Send each entry back exactly as given, pictures excluded.
--- begin Provided entries ---
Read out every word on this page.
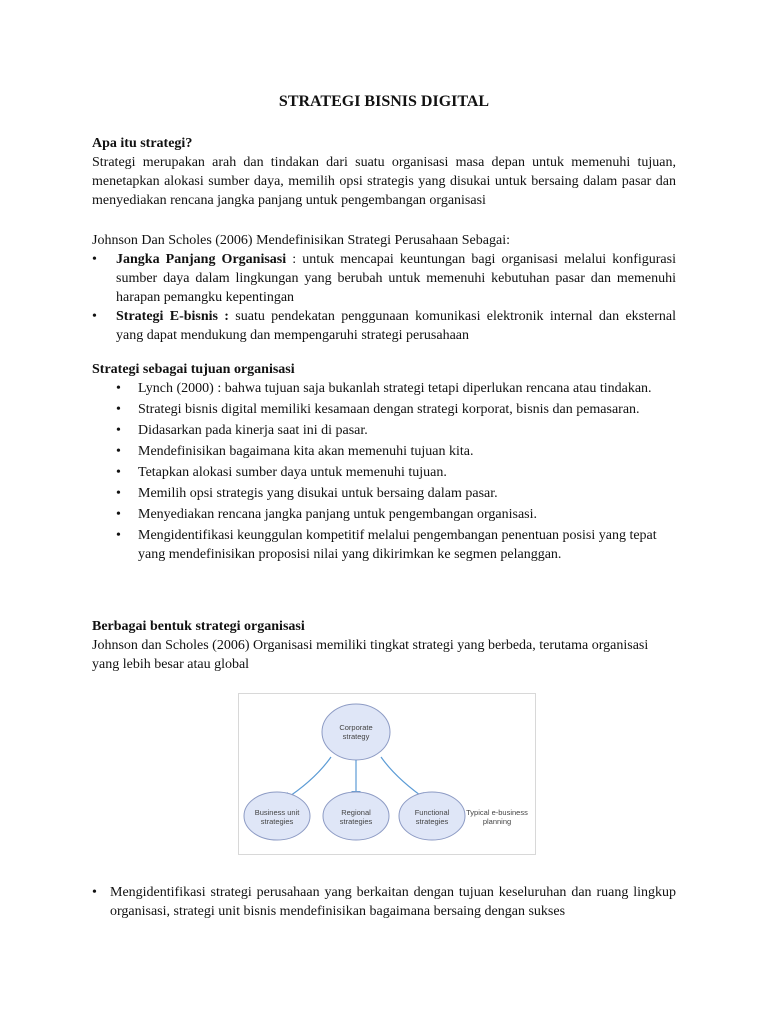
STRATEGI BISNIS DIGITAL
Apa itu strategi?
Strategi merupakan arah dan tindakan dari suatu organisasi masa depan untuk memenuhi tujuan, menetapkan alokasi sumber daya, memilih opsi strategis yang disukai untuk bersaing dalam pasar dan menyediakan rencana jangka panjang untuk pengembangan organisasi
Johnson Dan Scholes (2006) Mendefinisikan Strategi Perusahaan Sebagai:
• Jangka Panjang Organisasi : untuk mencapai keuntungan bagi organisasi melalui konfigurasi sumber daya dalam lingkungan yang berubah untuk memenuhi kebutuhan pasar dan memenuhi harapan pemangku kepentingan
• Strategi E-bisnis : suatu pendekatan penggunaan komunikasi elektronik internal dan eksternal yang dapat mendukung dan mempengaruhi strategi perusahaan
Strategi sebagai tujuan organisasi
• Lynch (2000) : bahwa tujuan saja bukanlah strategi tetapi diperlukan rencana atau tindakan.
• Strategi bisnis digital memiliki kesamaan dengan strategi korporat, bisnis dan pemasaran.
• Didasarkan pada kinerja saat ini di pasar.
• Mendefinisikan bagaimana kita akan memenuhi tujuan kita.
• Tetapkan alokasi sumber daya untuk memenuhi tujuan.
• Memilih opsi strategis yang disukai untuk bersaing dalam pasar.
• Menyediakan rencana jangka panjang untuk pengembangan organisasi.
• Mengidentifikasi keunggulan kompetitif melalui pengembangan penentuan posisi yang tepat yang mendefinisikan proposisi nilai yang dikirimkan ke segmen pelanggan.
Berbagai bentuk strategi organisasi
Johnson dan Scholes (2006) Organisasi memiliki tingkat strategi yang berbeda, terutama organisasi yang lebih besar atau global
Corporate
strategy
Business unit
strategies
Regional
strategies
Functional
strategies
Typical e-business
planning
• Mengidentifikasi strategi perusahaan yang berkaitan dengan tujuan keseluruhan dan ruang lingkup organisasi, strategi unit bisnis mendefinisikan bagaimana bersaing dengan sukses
--- end Provided entries ---
_Correct output_
Read out every word on this page.
STRATEGI BISNIS DIGITAL
Apa itu strategi?
Strategi merupakan arah dan tindakan dari suatu organisasi masa depan untuk memenuhi tujuan, menetapkan alokasi sumber daya, memilih opsi strategis yang disukai untuk bersaing dalam pasar dan menyediakan rencana jangka panjang untuk pengembangan organisasi
Johnson Dan Scholes (2006) Mendefinisikan Strategi Perusahaan Sebagai:
• Jangka Panjang Organisasi : untuk mencapai keuntungan bagi organisasi melalui konfigurasi sumber daya dalam lingkungan yang berubah untuk memenuhi kebutuhan pasar dan memenuhi harapan pemangku kepentingan
• Strategi E-bisnis : suatu pendekatan penggunaan komunikasi elektronik internal dan eksternal yang dapat mendukung dan mempengaruhi strategi perusahaan
Strategi sebagai tujuan organisasi
• Lynch (2000) : bahwa tujuan saja bukanlah strategi tetapi diperlukan rencana atau tindakan.
• Strategi bisnis digital memiliki kesamaan dengan strategi korporat, bisnis dan pemasaran.
• Didasarkan pada kinerja saat ini di pasar.
• Mendefinisikan bagaimana kita akan memenuhi tujuan kita.
• Tetapkan alokasi sumber daya untuk memenuhi tujuan.
• Memilih opsi strategis yang disukai untuk bersaing dalam pasar.
• Menyediakan rencana jangka panjang untuk pengembangan organisasi.
• Mengidentifikasi keunggulan kompetitif melalui pengembangan penentuan posisi yang tepat yang mendefinisikan proposisi nilai yang dikirimkan ke segmen pelanggan.
Berbagai bentuk strategi organisasi
Johnson dan Scholes (2006) Organisasi memiliki tingkat strategi yang berbeda, terutama organisasi yang lebih besar atau global
Corporate
strategy
Business unit
strategies
Regional
strategies
Functional
strategies
Typical e-business
planning
• Mengidentifikasi strategi perusahaan yang berkaitan dengan tujuan keseluruhan dan ruang lingkup organisasi, strategi unit bisnis mendefinisikan bagaimana bersaing dengan sukses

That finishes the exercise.